→ Instruction: Copy out every record precisely.

→ Stored records:
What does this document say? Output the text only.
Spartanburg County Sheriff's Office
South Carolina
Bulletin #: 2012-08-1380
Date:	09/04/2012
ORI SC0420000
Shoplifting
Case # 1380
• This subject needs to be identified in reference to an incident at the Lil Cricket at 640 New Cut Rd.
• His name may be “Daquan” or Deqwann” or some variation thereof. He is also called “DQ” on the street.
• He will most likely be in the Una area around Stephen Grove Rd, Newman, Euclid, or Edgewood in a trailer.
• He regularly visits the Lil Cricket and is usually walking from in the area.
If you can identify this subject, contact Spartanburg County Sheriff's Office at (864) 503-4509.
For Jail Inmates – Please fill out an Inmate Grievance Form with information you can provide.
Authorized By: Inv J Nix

→ Final result:
What does this document say? Output the text only.
Spartanburg County Sheriff's Office
South Carolina
Bulletin #: 2012-08-1380
Date:	09/04/2012
ORI SC0420000
Shoplifting
Case # 1380
• This subject needs to be identified in reference to an incident at the Lil Cricket at 640 New Cut Rd.
• His name may be “Daquan” or Deqwann” or some variation thereof. He is also called “DQ” on the street.
• He will most likely be in the Una area around Stephen Grove Rd, Newman, Euclid, or Edgewood in a trailer.
• He regularly visits the Lil Cricket and is usually walking from in the area.
If you can identify this subject, contact Spartanburg County Sheriff's Office at (864) 503-4509.
For Jail Inmates – Please fill out an Inmate Grievance Form with information you can provide.
Authorized By: Inv J Nix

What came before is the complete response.